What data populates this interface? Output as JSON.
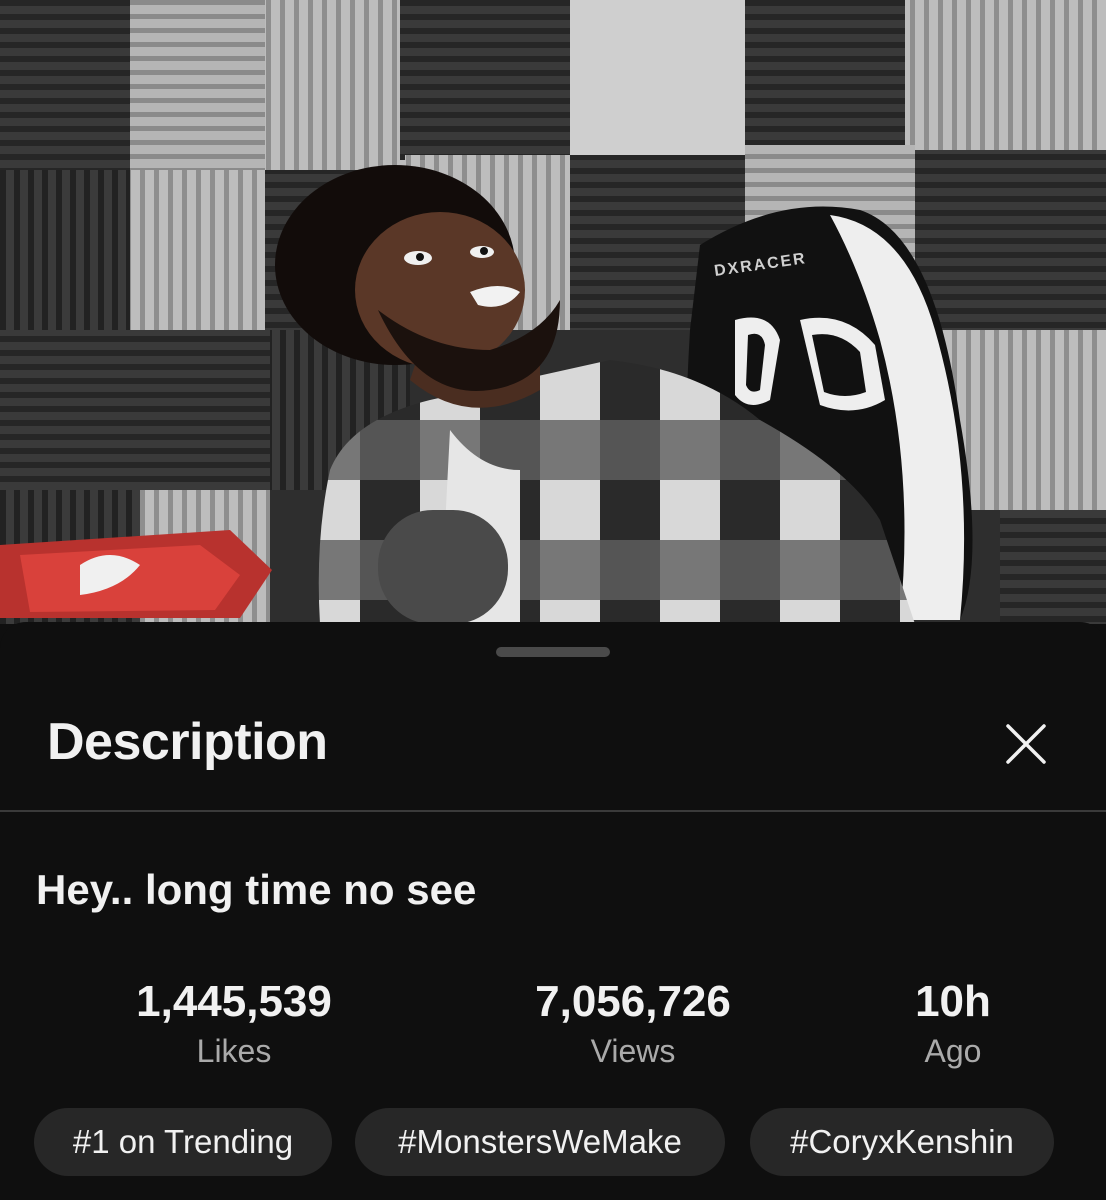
{
  "video": {
    "chair_brand": "DXRACER"
  },
  "sheet": {
    "title": "Description",
    "close_icon": "close-icon"
  },
  "description": {
    "video_title": "Hey.. long time no see",
    "stats": [
      {
        "value": "1,445,539",
        "label": "Likes"
      },
      {
        "value": "7,056,726",
        "label": "Views"
      },
      {
        "value": "10h",
        "label": "Ago"
      }
    ],
    "chips": [
      {
        "label": "#1 on Trending"
      },
      {
        "label": "#MonstersWeMake"
      },
      {
        "label": "#CoryxKenshin"
      }
    ]
  },
  "colors": {
    "background": "#0f0f0f",
    "chip_background": "#272727",
    "secondary_text": "#aaaaaa",
    "primary_text": "#f1f1f1"
  }
}
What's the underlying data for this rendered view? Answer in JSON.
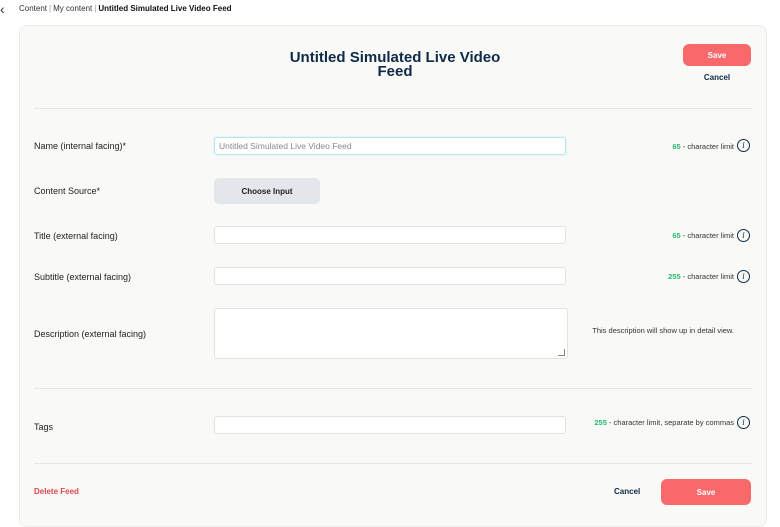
{
  "breadcrumb": {
    "back_icon": "chevron-left-icon",
    "items": [
      "Content",
      "My content"
    ],
    "current": "Untitled Simulated Live Video Feed"
  },
  "header": {
    "title": "Untitled Simulated Live Video Feed",
    "save_label": "Save",
    "cancel_label": "Cancel"
  },
  "form": {
    "name": {
      "label": "Name (internal facing)*",
      "value": "Untitled Simulated Live Video Feed",
      "limit": "65",
      "limit_text": " - character limit"
    },
    "content_source": {
      "label": "Content Source*",
      "button": "Choose Input"
    },
    "title": {
      "label": "Title (external facing)",
      "value": "",
      "limit": "65",
      "limit_text": " - character limit"
    },
    "subtitle": {
      "label": "Subtitle (external facing)",
      "value": "",
      "limit": "255",
      "limit_text": " - character limit"
    },
    "description": {
      "label": "Description (external facing)",
      "value": "",
      "note": "This description will show up in detail view."
    },
    "tags": {
      "label": "Tags",
      "value": "",
      "limit": "255",
      "limit_text": " - character limit, separate by commas"
    }
  },
  "footer": {
    "delete_label": "Delete Feed",
    "cancel_label": "Cancel",
    "save_label": "Save"
  },
  "colors": {
    "accent": "#f7696b",
    "limit": "#2bb673",
    "title": "#0e2a47",
    "danger": "#e2474b"
  }
}
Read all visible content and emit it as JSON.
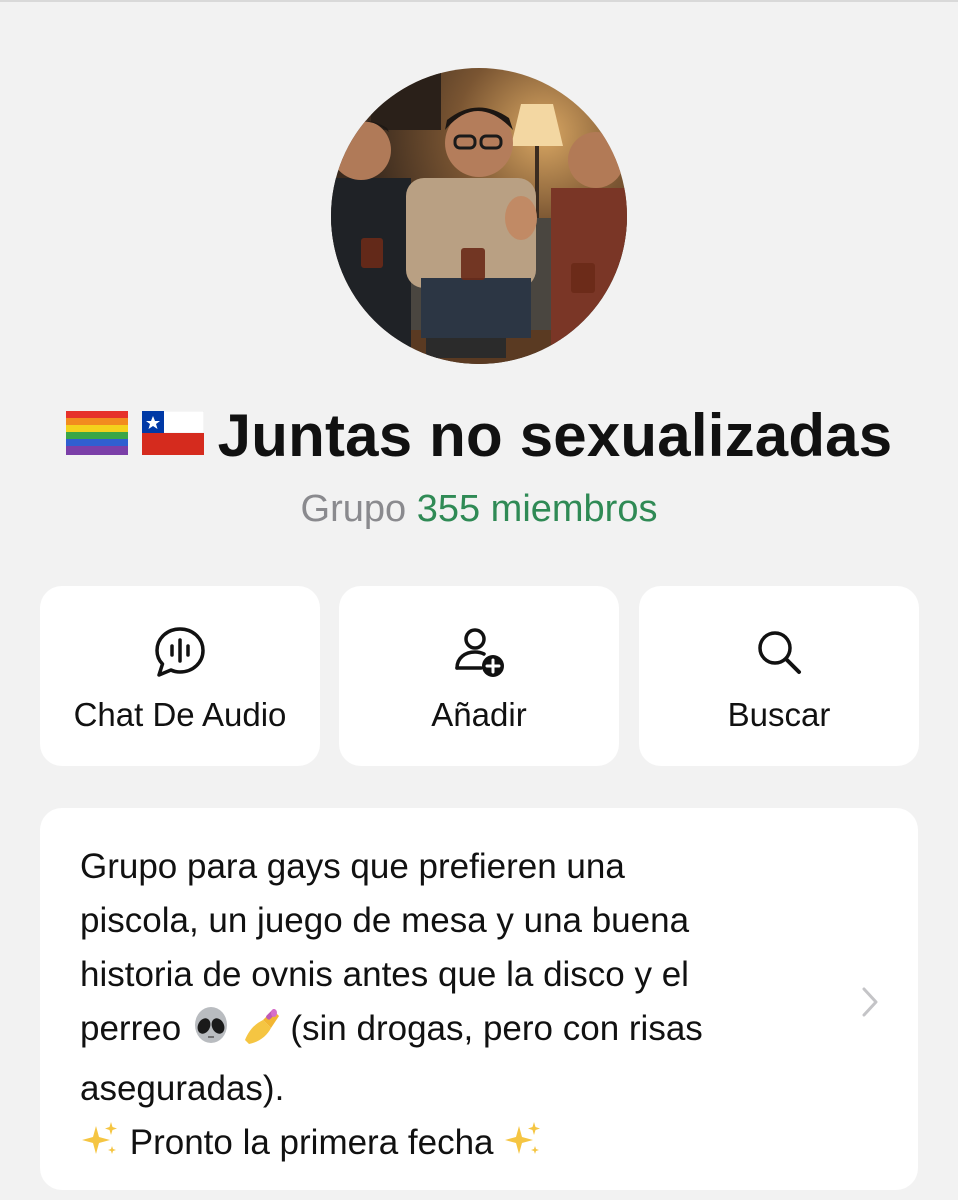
{
  "group": {
    "title": "Juntas no sexualizadas",
    "flags": [
      "rainbow-flag",
      "chile-flag"
    ],
    "type_label": "Grupo",
    "members_label": "355 miembros",
    "colors": {
      "members": "#2f8a55",
      "subtitle": "#8a8a8e",
      "background": "#f2f2f2",
      "card": "#ffffff"
    }
  },
  "actions": [
    {
      "label": "Chat De Audio",
      "icon": "audio-chat-icon"
    },
    {
      "label": "Añadir",
      "icon": "add-person-icon"
    },
    {
      "label": "Buscar",
      "icon": "search-icon"
    }
  ],
  "about": {
    "line1": "Grupo para gays que prefieren una",
    "line2": "piscola, un juego de mesa y una buena",
    "line3": "historia de ovnis antes que la disco y el",
    "line4_a": "perreo",
    "line4_b": "(sin drogas, pero con risas",
    "line5": "aseguradas).",
    "line6": "Pronto la primera fecha",
    "emojis": [
      "alien-emoji",
      "nail-polish-emoji",
      "sparkles-emoji"
    ]
  }
}
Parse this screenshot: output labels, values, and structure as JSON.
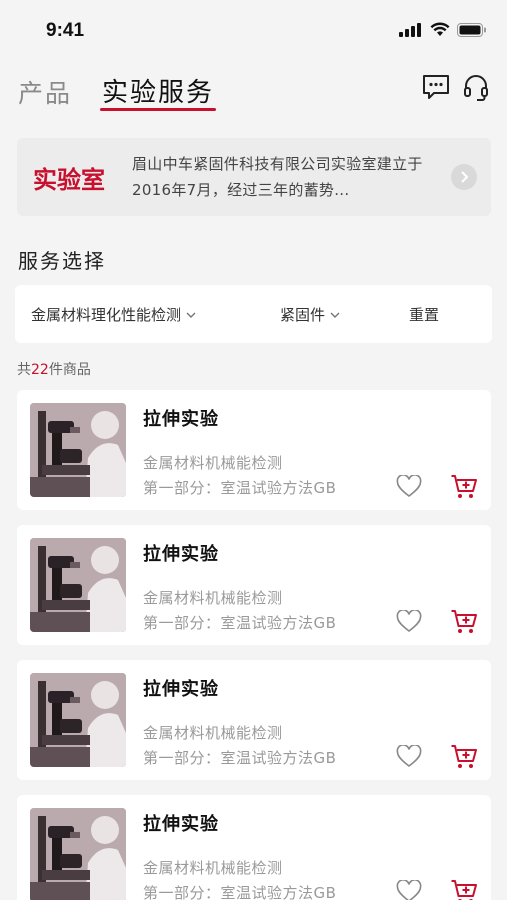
{
  "status_bar": {
    "time": "9:41"
  },
  "top_nav": {
    "tabs": [
      {
        "label": "产品",
        "active": false
      },
      {
        "label": "实验服务",
        "active": true
      }
    ],
    "icons": [
      "message-icon",
      "headset-icon"
    ]
  },
  "banner": {
    "logo_text": "实验室",
    "text": "眉山中车紧固件科技有限公司实验室建立于2016年7月，经过三年的蓄势...",
    "arrow_icon": "chevron-right-icon"
  },
  "section": {
    "title": "服务选择"
  },
  "filters": {
    "category": "金属材料理化性能检测",
    "type": "紧固件",
    "reset": "重置"
  },
  "count": {
    "prefix": "共",
    "number": "22",
    "suffix": "件商品"
  },
  "products": [
    {
      "title": "拉伸实验",
      "subtitle": "金属材料机械能检测",
      "description": "第一部分：室温试验方法GB"
    },
    {
      "title": "拉伸实验",
      "subtitle": "金属材料机械能检测",
      "description": "第一部分：室温试验方法GB"
    },
    {
      "title": "拉伸实验",
      "subtitle": "金属材料机械能检测",
      "description": "第一部分：室温试验方法GB"
    },
    {
      "title": "拉伸实验",
      "subtitle": "金属材料机械能检测",
      "description": "第一部分：室温试验方法GB"
    }
  ],
  "colors": {
    "accent": "#c8102e",
    "background": "#f4f4f4",
    "card": "#ffffff"
  }
}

==================================================

▶ **SET EXERCISE**
Find every line in the records above that contains the word "time", and copy each one.

▶ **RESPONSE BELOW**
    "video_title": "Hey.. long time no see",
    "time": "9:41"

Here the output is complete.